Data entries
☆ ☆ ☆
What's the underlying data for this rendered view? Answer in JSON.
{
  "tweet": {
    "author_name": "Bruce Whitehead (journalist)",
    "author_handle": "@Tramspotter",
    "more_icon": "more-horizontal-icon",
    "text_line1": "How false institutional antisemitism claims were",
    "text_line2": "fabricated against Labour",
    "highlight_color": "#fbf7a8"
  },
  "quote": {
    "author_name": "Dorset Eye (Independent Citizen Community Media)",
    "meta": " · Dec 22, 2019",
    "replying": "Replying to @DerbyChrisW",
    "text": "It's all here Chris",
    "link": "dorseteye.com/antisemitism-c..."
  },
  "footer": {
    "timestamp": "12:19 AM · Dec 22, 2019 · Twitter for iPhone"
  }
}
☆ ☆ ☆
* _WHAT IS BEING ASKED_:
The lines above should be duplicated exactly.

* _WRITTEN SOLUTION_:
What's the underlying data for this rendered view? Answer in JSON.
{
  "tweet": {
    "author_name": "Bruce Whitehead (journalist)",
    "author_handle": "@Tramspotter",
    "more_icon": "more-horizontal-icon",
    "text_line1": "How false institutional antisemitism claims were",
    "text_line2": "fabricated against Labour",
    "highlight_color": "#fbf7a8"
  },
  "quote": {
    "author_name": "Dorset Eye (Independent Citizen Community Media)",
    "meta": " · Dec 22, 2019",
    "replying": "Replying to @DerbyChrisW",
    "text": "It's all here Chris",
    "link": "dorseteye.com/antisemitism-c..."
  },
  "footer": {
    "timestamp": "12:19 AM · Dec 22, 2019 · Twitter for iPhone"
  }
}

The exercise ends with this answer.